Where a line holds the string "data", return that line.

++++ Records to process ++++

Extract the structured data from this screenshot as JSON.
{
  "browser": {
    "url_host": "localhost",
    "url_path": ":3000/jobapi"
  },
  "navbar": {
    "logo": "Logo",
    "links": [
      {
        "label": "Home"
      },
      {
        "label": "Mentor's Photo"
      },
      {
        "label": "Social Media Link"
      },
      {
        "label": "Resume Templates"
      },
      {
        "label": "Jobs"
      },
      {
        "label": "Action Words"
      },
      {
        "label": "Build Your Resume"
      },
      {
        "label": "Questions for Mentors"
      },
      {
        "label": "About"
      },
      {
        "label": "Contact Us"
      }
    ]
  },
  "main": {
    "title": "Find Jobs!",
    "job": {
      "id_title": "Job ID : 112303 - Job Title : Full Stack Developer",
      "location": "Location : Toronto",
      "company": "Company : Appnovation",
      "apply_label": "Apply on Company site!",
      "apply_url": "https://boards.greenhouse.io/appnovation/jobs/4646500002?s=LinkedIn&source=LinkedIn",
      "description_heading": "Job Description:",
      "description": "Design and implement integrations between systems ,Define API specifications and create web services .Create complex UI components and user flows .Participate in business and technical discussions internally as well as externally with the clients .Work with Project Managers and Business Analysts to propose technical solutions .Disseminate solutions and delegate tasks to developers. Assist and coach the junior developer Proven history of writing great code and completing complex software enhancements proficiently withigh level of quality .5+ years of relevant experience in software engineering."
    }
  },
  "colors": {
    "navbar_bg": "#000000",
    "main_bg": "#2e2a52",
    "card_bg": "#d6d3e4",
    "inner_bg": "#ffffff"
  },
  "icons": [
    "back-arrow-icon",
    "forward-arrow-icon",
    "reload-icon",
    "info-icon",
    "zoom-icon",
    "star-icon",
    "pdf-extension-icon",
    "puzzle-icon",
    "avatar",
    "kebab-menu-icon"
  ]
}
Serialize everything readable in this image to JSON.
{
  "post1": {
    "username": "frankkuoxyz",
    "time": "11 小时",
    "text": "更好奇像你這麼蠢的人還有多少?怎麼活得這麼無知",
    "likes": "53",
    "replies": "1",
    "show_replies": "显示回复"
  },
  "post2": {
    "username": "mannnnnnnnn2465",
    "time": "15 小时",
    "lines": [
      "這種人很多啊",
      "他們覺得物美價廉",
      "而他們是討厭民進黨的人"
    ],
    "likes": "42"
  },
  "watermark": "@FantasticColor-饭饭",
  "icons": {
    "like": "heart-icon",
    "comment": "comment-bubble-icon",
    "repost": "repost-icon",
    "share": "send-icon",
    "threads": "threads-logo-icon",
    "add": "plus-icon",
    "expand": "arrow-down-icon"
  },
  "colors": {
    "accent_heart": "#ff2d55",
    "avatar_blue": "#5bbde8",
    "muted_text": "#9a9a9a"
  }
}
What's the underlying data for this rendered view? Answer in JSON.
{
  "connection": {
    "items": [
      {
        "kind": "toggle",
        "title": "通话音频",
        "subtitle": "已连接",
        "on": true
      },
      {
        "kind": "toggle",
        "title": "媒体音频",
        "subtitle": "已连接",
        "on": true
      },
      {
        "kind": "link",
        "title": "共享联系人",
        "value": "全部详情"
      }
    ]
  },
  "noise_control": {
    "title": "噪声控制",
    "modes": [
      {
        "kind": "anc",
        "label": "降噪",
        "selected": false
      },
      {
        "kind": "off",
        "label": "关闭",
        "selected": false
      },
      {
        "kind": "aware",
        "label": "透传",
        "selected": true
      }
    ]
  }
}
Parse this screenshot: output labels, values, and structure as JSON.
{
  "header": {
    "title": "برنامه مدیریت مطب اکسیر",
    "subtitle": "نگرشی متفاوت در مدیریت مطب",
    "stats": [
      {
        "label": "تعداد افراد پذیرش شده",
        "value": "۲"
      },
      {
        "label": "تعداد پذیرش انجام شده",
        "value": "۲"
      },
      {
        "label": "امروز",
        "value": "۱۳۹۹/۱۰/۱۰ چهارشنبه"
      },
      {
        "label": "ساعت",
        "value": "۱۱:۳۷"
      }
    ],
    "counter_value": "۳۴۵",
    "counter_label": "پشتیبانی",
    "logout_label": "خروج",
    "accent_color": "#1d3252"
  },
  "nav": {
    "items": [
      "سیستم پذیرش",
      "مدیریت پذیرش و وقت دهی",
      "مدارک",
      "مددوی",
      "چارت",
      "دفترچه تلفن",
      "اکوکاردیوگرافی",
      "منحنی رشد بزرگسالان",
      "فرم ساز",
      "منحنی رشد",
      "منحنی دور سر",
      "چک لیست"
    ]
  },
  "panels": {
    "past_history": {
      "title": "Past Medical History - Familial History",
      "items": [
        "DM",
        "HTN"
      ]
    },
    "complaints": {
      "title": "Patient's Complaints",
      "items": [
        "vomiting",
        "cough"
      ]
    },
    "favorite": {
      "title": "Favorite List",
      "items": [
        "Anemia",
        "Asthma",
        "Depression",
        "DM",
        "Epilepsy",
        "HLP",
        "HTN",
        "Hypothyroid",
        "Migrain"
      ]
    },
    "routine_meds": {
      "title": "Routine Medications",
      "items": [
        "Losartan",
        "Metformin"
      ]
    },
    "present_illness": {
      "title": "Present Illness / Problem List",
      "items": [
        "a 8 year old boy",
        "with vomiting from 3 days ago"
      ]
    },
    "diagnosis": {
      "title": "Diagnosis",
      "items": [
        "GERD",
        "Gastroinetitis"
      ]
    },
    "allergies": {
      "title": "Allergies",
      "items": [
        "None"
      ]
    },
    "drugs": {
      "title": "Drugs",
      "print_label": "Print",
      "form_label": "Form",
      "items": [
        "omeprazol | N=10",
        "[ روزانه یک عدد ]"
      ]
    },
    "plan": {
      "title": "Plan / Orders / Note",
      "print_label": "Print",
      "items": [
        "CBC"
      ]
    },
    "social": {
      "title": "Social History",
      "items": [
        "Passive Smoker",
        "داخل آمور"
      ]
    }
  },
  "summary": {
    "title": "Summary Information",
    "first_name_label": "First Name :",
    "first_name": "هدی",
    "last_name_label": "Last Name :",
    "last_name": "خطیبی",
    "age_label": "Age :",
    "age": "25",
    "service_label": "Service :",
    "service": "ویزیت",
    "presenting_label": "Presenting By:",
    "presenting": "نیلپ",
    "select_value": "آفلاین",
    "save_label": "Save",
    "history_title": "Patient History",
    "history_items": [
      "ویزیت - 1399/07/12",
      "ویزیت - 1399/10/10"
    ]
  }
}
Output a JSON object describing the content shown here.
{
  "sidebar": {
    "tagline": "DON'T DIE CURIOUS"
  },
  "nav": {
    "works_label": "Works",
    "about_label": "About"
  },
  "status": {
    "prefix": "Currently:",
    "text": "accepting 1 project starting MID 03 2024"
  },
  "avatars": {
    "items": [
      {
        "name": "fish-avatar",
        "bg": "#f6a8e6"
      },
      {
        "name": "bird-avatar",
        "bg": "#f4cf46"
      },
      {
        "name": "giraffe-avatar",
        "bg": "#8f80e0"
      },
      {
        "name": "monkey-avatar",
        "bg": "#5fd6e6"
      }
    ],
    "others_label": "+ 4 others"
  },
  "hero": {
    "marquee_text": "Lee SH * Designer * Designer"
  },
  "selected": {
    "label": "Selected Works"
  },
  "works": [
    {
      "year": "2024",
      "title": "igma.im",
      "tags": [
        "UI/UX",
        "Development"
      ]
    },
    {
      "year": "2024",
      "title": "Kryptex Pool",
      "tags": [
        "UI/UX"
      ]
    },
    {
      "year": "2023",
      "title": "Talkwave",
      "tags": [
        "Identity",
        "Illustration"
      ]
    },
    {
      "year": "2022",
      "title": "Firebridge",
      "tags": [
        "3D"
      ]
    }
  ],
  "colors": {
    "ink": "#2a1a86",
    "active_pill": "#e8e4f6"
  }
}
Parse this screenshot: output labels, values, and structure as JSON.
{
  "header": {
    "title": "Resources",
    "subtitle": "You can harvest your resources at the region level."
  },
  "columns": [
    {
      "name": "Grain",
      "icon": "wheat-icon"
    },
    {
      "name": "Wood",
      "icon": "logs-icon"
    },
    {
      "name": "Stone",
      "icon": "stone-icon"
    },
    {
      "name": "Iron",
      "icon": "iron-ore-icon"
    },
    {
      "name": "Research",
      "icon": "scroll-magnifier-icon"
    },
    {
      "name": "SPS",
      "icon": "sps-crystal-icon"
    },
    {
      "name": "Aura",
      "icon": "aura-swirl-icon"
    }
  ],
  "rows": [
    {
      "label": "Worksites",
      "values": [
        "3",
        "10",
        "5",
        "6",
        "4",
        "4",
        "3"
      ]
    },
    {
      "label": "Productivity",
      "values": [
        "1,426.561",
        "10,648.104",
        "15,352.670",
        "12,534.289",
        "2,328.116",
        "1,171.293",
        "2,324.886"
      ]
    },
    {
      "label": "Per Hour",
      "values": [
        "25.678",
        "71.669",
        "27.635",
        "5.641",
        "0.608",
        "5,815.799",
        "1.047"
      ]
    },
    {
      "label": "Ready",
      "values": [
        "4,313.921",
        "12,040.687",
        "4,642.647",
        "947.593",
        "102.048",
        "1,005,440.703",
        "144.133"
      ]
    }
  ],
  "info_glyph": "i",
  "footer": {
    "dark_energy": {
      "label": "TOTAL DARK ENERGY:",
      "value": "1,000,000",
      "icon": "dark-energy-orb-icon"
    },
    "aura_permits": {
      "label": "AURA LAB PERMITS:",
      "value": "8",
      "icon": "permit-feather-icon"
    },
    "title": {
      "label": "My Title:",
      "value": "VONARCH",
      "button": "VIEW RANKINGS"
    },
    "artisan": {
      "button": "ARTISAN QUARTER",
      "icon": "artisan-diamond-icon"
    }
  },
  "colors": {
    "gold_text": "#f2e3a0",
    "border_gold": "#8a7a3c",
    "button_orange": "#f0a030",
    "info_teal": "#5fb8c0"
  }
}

++++

## Task solution
Extract the structured data from this screenshot as JSON.
What's the underlying data for this rendered view? Answer in JSON.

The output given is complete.